▶ _INPUT_:
+===+
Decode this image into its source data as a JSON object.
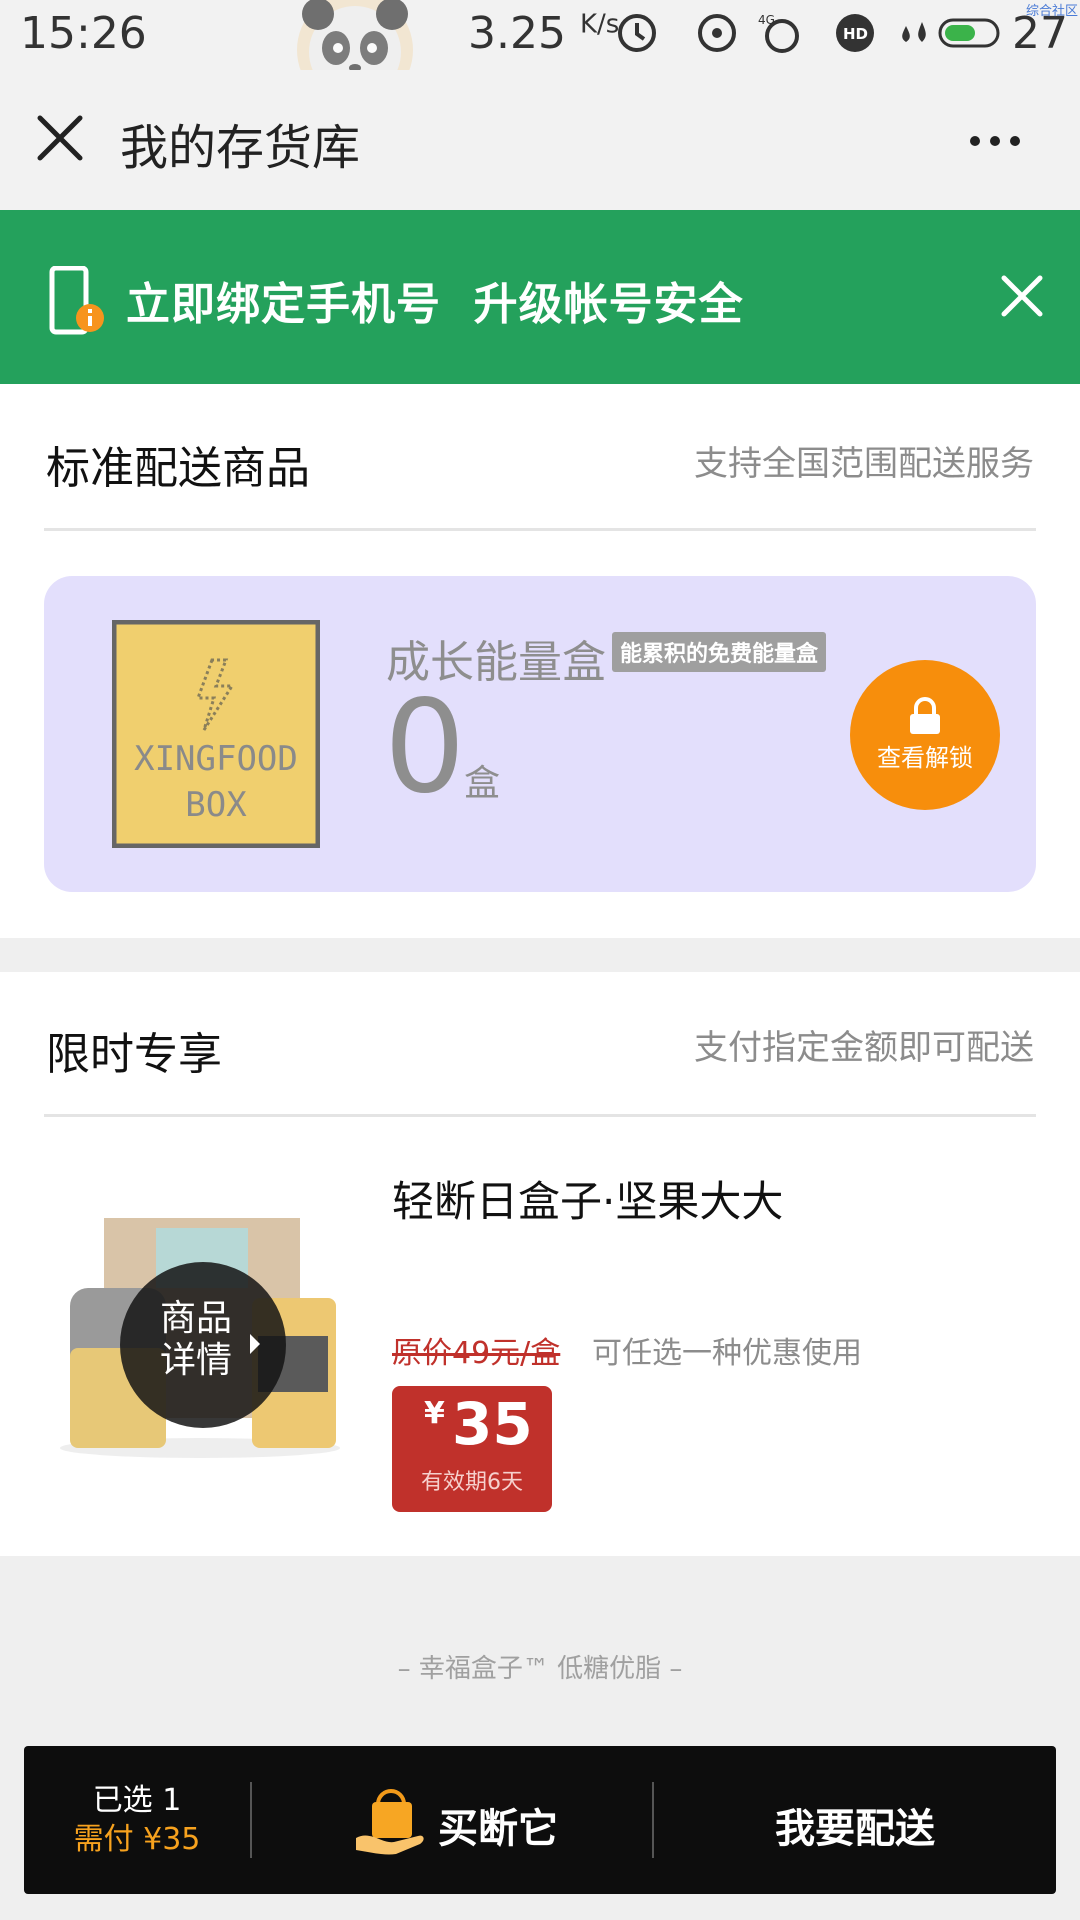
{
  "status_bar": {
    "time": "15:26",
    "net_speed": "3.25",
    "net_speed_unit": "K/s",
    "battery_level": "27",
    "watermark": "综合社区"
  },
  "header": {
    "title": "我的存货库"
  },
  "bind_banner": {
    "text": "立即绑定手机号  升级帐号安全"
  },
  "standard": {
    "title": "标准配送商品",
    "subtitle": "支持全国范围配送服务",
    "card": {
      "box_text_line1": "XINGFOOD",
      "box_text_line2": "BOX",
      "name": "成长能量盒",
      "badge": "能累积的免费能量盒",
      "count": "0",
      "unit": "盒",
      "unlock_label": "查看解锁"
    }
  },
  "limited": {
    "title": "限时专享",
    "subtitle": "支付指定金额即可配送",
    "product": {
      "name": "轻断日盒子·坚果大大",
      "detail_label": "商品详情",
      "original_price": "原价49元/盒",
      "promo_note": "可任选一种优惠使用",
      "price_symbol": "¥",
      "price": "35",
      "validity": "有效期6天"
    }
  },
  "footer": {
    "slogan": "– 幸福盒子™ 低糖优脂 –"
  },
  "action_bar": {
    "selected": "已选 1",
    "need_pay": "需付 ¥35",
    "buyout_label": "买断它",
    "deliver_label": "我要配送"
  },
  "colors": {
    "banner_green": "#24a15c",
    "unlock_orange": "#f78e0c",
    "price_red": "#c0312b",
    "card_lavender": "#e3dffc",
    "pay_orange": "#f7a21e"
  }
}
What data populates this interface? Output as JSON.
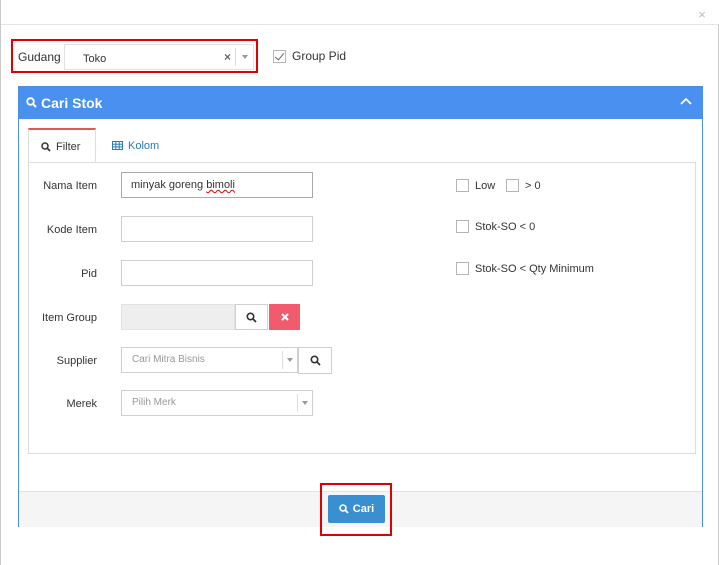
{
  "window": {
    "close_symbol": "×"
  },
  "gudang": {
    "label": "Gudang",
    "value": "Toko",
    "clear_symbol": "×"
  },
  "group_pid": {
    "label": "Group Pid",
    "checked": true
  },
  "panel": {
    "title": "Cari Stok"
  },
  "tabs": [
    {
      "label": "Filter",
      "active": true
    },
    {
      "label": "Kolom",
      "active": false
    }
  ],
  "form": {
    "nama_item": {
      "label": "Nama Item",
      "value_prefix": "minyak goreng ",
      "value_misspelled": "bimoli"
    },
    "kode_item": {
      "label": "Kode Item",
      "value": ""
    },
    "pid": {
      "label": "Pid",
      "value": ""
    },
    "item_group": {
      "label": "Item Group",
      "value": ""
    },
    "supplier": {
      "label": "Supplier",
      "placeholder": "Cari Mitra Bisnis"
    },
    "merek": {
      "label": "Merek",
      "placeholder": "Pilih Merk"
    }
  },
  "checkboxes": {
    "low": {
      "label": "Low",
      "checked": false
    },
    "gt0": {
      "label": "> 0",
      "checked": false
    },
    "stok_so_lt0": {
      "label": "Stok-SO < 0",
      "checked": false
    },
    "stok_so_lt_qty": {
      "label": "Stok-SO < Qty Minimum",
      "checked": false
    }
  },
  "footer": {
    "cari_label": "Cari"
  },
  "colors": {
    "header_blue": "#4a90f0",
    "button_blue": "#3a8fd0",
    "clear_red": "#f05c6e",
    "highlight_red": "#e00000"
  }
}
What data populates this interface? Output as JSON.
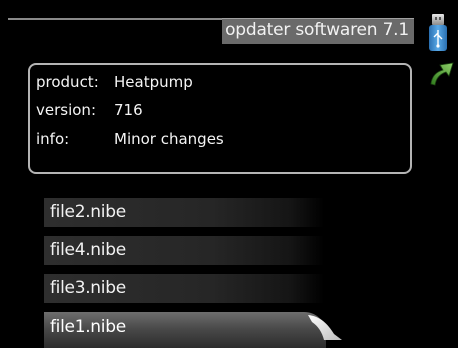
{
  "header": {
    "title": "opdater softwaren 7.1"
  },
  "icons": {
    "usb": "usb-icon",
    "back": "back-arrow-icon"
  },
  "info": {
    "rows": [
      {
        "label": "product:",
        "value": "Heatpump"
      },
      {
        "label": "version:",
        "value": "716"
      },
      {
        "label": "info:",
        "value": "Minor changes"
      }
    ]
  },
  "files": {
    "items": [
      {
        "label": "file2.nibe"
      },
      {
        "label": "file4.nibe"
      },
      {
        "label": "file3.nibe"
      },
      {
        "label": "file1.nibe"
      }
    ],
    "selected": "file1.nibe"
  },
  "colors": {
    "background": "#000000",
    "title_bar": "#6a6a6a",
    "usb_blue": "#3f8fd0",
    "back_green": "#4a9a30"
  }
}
+===+
Exclude the pictures, and transcribe all of the material exactly.

▶ _COMPLETED TASK_:
Decode this image into its source data as a JSON object.
{
  "status_bar": {
    "time": "15:26",
    "net_speed": "3.25",
    "net_speed_unit": "K/s",
    "battery_level": "27",
    "watermark": "综合社区"
  },
  "header": {
    "title": "我的存货库"
  },
  "bind_banner": {
    "text": "立即绑定手机号  升级帐号安全"
  },
  "standard": {
    "title": "标准配送商品",
    "subtitle": "支持全国范围配送服务",
    "card": {
      "box_text_line1": "XINGFOOD",
      "box_text_line2": "BOX",
      "name": "成长能量盒",
      "badge": "能累积的免费能量盒",
      "count": "0",
      "unit": "盒",
      "unlock_label": "查看解锁"
    }
  },
  "limited": {
    "title": "限时专享",
    "subtitle": "支付指定金额即可配送",
    "product": {
      "name": "轻断日盒子·坚果大大",
      "detail_label": "商品详情",
      "original_price": "原价49元/盒",
      "promo_note": "可任选一种优惠使用",
      "price_symbol": "¥",
      "price": "35",
      "validity": "有效期6天"
    }
  },
  "footer": {
    "slogan": "– 幸福盒子™ 低糖优脂 –"
  },
  "action_bar": {
    "selected": "已选 1",
    "need_pay": "需付 ¥35",
    "buyout_label": "买断它",
    "deliver_label": "我要配送"
  },
  "colors": {
    "banner_green": "#24a15c",
    "unlock_orange": "#f78e0c",
    "price_red": "#c0312b",
    "card_lavender": "#e3dffc",
    "pay_orange": "#f7a21e"
  }
}
What data populates this interface? Output as JSON.
{
  "window": {
    "close_symbol": "×"
  },
  "gudang": {
    "label": "Gudang",
    "value": "Toko",
    "clear_symbol": "×"
  },
  "group_pid": {
    "label": "Group Pid",
    "checked": true
  },
  "panel": {
    "title": "Cari Stok"
  },
  "tabs": [
    {
      "label": "Filter",
      "active": true
    },
    {
      "label": "Kolom",
      "active": false
    }
  ],
  "form": {
    "nama_item": {
      "label": "Nama Item",
      "value_prefix": "minyak goreng ",
      "value_misspelled": "bimoli"
    },
    "kode_item": {
      "label": "Kode Item",
      "value": ""
    },
    "pid": {
      "label": "Pid",
      "value": ""
    },
    "item_group": {
      "label": "Item Group",
      "value": ""
    },
    "supplier": {
      "label": "Supplier",
      "placeholder": "Cari Mitra Bisnis"
    },
    "merek": {
      "label": "Merek",
      "placeholder": "Pilih Merk"
    }
  },
  "checkboxes": {
    "low": {
      "label": "Low",
      "checked": false
    },
    "gt0": {
      "label": "> 0",
      "checked": false
    },
    "stok_so_lt0": {
      "label": "Stok-SO < 0",
      "checked": false
    },
    "stok_so_lt_qty": {
      "label": "Stok-SO < Qty Minimum",
      "checked": false
    }
  },
  "footer": {
    "cari_label": "Cari"
  },
  "colors": {
    "header_blue": "#4a90f0",
    "button_blue": "#3a8fd0",
    "clear_red": "#f05c6e",
    "highlight_red": "#e00000"
  }
}
What data populates this interface? Output as JSON.
{
  "header": {
    "title": "opdater softwaren 7.1"
  },
  "icons": {
    "usb": "usb-icon",
    "back": "back-arrow-icon"
  },
  "info": {
    "rows": [
      {
        "label": "product:",
        "value": "Heatpump"
      },
      {
        "label": "version:",
        "value": "716"
      },
      {
        "label": "info:",
        "value": "Minor changes"
      }
    ]
  },
  "files": {
    "items": [
      {
        "label": "file2.nibe"
      },
      {
        "label": "file4.nibe"
      },
      {
        "label": "file3.nibe"
      },
      {
        "label": "file1.nibe"
      }
    ],
    "selected": "file1.nibe"
  },
  "colors": {
    "background": "#000000",
    "title_bar": "#6a6a6a",
    "usb_blue": "#3f8fd0",
    "back_green": "#4a9a30"
  }
}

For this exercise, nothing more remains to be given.